--- start of DATA PROVIDED ---
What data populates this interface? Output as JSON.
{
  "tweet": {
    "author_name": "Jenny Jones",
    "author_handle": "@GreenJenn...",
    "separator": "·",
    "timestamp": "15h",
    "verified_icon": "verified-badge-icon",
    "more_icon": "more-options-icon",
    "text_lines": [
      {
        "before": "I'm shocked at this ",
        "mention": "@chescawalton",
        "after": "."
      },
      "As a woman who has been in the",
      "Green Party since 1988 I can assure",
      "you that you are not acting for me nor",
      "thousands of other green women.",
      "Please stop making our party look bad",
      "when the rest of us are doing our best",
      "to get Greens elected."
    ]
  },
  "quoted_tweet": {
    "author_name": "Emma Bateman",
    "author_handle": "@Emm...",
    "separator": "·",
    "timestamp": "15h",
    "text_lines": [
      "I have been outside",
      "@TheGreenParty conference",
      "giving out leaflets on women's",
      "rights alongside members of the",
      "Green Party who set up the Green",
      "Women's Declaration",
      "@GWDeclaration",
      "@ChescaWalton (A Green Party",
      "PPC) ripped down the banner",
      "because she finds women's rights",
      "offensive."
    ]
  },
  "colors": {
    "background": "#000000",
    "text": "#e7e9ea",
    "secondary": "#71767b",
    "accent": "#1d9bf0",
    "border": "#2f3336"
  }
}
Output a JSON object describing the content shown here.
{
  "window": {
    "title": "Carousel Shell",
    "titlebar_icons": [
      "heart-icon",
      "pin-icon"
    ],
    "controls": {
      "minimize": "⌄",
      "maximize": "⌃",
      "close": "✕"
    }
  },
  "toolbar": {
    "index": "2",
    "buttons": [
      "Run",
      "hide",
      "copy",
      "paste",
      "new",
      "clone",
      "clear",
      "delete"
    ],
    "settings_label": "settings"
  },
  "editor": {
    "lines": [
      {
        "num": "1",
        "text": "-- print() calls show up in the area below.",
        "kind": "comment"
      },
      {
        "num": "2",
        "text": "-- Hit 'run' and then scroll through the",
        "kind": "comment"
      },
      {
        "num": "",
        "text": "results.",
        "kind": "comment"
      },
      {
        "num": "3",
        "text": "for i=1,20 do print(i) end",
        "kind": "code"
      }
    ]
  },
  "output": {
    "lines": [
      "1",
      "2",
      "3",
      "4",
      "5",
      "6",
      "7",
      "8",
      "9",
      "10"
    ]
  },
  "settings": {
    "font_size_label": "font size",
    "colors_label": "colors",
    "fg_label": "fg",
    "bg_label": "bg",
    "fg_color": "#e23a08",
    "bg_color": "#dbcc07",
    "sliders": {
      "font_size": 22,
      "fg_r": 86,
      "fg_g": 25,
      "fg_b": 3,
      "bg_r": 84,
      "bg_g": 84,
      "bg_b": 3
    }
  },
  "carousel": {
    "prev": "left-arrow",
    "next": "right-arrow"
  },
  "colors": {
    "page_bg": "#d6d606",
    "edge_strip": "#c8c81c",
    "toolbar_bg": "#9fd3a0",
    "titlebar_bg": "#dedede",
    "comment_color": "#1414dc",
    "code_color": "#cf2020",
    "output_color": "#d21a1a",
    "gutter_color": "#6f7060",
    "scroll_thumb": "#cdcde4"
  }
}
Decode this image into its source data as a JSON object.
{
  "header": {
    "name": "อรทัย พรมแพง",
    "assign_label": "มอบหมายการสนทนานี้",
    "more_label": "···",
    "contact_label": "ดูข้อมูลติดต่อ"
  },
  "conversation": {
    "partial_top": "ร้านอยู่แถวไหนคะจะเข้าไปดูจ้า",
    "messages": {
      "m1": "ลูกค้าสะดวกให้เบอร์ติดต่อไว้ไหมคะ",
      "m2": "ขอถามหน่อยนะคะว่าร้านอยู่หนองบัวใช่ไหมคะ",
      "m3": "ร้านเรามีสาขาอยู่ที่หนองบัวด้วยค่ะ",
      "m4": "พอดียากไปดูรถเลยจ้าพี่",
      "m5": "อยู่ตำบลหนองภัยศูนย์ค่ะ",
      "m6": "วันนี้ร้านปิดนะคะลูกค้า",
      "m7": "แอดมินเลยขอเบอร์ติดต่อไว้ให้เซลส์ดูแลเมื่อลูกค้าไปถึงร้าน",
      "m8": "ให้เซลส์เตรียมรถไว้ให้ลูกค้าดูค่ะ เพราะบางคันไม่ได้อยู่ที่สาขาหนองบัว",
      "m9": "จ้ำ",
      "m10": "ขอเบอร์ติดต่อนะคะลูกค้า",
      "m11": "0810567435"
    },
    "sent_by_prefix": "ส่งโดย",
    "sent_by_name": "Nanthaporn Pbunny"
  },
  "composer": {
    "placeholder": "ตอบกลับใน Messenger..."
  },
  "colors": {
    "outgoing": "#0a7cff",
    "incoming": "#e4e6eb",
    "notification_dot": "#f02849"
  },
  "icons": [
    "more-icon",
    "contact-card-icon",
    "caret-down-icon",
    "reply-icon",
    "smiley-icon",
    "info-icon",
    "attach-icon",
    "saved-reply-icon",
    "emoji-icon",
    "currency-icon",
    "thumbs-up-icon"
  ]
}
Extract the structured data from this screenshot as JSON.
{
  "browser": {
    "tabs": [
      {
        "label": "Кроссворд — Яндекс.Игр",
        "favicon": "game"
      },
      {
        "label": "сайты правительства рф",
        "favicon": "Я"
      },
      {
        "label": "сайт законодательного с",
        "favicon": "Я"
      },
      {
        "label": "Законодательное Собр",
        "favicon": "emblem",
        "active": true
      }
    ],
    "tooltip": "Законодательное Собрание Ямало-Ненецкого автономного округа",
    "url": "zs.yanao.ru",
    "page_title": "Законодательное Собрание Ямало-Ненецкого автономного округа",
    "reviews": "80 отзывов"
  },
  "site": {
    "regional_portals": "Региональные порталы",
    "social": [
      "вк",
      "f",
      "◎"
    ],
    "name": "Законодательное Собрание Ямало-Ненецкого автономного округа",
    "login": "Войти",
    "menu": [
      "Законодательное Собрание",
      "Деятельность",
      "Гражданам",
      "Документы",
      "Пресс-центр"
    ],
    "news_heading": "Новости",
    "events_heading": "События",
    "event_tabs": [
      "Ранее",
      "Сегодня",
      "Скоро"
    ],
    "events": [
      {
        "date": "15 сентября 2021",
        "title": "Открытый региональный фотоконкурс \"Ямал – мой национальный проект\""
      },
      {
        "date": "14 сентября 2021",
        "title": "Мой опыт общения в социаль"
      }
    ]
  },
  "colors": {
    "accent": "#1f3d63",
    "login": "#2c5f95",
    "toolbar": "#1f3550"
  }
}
--- end of DATA PROVIDED ---
WHAT THE EXERCISE ASKS – Quote every line of the data, word for word.

REPLY –
What data populates this interface? Output as JSON.
{
  "tweet": {
    "author_name": "Jenny Jones",
    "author_handle": "@GreenJenn...",
    "separator": "·",
    "timestamp": "15h",
    "verified_icon": "verified-badge-icon",
    "more_icon": "more-options-icon",
    "text_lines": [
      {
        "before": "I'm shocked at this ",
        "mention": "@chescawalton",
        "after": "."
      },
      "As a woman who has been in the",
      "Green Party since 1988 I can assure",
      "you that you are not acting for me nor",
      "thousands of other green women.",
      "Please stop making our party look bad",
      "when the rest of us are doing our best",
      "to get Greens elected."
    ]
  },
  "quoted_tweet": {
    "author_name": "Emma Bateman",
    "author_handle": "@Emm...",
    "separator": "·",
    "timestamp": "15h",
    "text_lines": [
      "I have been outside",
      "@TheGreenParty conference",
      "giving out leaflets on women's",
      "rights alongside members of the",
      "Green Party who set up the Green",
      "Women's Declaration",
      "@GWDeclaration",
      "@ChescaWalton (A Green Party",
      "PPC) ripped down the banner",
      "because she finds women's rights",
      "offensive."
    ]
  },
  "colors": {
    "background": "#000000",
    "text": "#e7e9ea",
    "secondary": "#71767b",
    "accent": "#1d9bf0",
    "border": "#2f3336"
  }
}
Output a JSON object describing the content shown here.
{
  "window": {
    "title": "Carousel Shell",
    "titlebar_icons": [
      "heart-icon",
      "pin-icon"
    ],
    "controls": {
      "minimize": "⌄",
      "maximize": "⌃",
      "close": "✕"
    }
  },
  "toolbar": {
    "index": "2",
    "buttons": [
      "Run",
      "hide",
      "copy",
      "paste",
      "new",
      "clone",
      "clear",
      "delete"
    ],
    "settings_label": "settings"
  },
  "editor": {
    "lines": [
      {
        "num": "1",
        "text": "-- print() calls show up in the area below.",
        "kind": "comment"
      },
      {
        "num": "2",
        "text": "-- Hit 'run' and then scroll through the",
        "kind": "comment"
      },
      {
        "num": "",
        "text": "results.",
        "kind": "comment"
      },
      {
        "num": "3",
        "text": "for i=1,20 do print(i) end",
        "kind": "code"
      }
    ]
  },
  "output": {
    "lines": [
      "1",
      "2",
      "3",
      "4",
      "5",
      "6",
      "7",
      "8",
      "9",
      "10"
    ]
  },
  "settings": {
    "font_size_label": "font size",
    "colors_label": "colors",
    "fg_label": "fg",
    "bg_label": "bg",
    "fg_color": "#e23a08",
    "bg_color": "#dbcc07",
    "sliders": {
      "font_size": 22,
      "fg_r": 86,
      "fg_g": 25,
      "fg_b": 3,
      "bg_r": 84,
      "bg_g": 84,
      "bg_b": 3
    }
  },
  "carousel": {
    "prev": "left-arrow",
    "next": "right-arrow"
  },
  "colors": {
    "page_bg": "#d6d606",
    "edge_strip": "#c8c81c",
    "toolbar_bg": "#9fd3a0",
    "titlebar_bg": "#dedede",
    "comment_color": "#1414dc",
    "code_color": "#cf2020",
    "output_color": "#d21a1a",
    "gutter_color": "#6f7060",
    "scroll_thumb": "#cdcde4"
  }
}
Decode this image into its source data as a JSON object.
{
  "header": {
    "name": "อรทัย พรมแพง",
    "assign_label": "มอบหมายการสนทนานี้",
    "more_label": "···",
    "contact_label": "ดูข้อมูลติดต่อ"
  },
  "conversation": {
    "partial_top": "ร้านอยู่แถวไหนคะจะเข้าไปดูจ้า",
    "messages": {
      "m1": "ลูกค้าสะดวกให้เบอร์ติดต่อไว้ไหมคะ",
      "m2": "ขอถามหน่อยนะคะว่าร้านอยู่หนองบัวใช่ไหมคะ",
      "m3": "ร้านเรามีสาขาอยู่ที่หนองบัวด้วยค่ะ",
      "m4": "พอดียากไปดูรถเลยจ้าพี่",
      "m5": "อยู่ตำบลหนองภัยศูนย์ค่ะ",
      "m6": "วันนี้ร้านปิดนะคะลูกค้า",
      "m7": "แอดมินเลยขอเบอร์ติดต่อไว้ให้เซลส์ดูแลเมื่อลูกค้าไปถึงร้าน",
      "m8": "ให้เซลส์เตรียมรถไว้ให้ลูกค้าดูค่ะ เพราะบางคันไม่ได้อยู่ที่สาขาหนองบัว",
      "m9": "จ้ำ",
      "m10": "ขอเบอร์ติดต่อนะคะลูกค้า",
      "m11": "0810567435"
    },
    "sent_by_prefix": "ส่งโดย",
    "sent_by_name": "Nanthaporn Pbunny"
  },
  "composer": {
    "placeholder": "ตอบกลับใน Messenger..."
  },
  "colors": {
    "outgoing": "#0a7cff",
    "incoming": "#e4e6eb",
    "notification_dot": "#f02849"
  },
  "icons": [
    "more-icon",
    "contact-card-icon",
    "caret-down-icon",
    "reply-icon",
    "smiley-icon",
    "info-icon",
    "attach-icon",
    "saved-reply-icon",
    "emoji-icon",
    "currency-icon",
    "thumbs-up-icon"
  ]
}
Extract the structured data from this screenshot as JSON.
{
  "browser": {
    "tabs": [
      {
        "label": "Кроссворд — Яндекс.Игр",
        "favicon": "game"
      },
      {
        "label": "сайты правительства рф",
        "favicon": "Я"
      },
      {
        "label": "сайт законодательного с",
        "favicon": "Я"
      },
      {
        "label": "Законодательное Собр",
        "favicon": "emblem",
        "active": true
      }
    ],
    "tooltip": "Законодательное Собрание Ямало-Ненецкого автономного округа",
    "url": "zs.yanao.ru",
    "page_title": "Законодательное Собрание Ямало-Ненецкого автономного округа",
    "reviews": "80 отзывов"
  },
  "site": {
    "regional_portals": "Региональные порталы",
    "social": [
      "вк",
      "f",
      "◎"
    ],
    "name": "Законодательное Собрание Ямало-Ненецкого автономного округа",
    "login": "Войти",
    "menu": [
      "Законодательное Собрание",
      "Деятельность",
      "Гражданам",
      "Документы",
      "Пресс-центр"
    ],
    "news_heading": "Новости",
    "events_heading": "События",
    "event_tabs": [
      "Ранее",
      "Сегодня",
      "Скоро"
    ],
    "events": [
      {
        "date": "15 сентября 2021",
        "title": "Открытый региональный фотоконкурс \"Ямал – мой национальный проект\""
      },
      {
        "date": "14 сентября 2021",
        "title": "Мой опыт общения в социаль"
      }
    ]
  },
  "colors": {
    "accent": "#1f3d63",
    "login": "#2c5f95",
    "toolbar": "#1f3550"
  }
}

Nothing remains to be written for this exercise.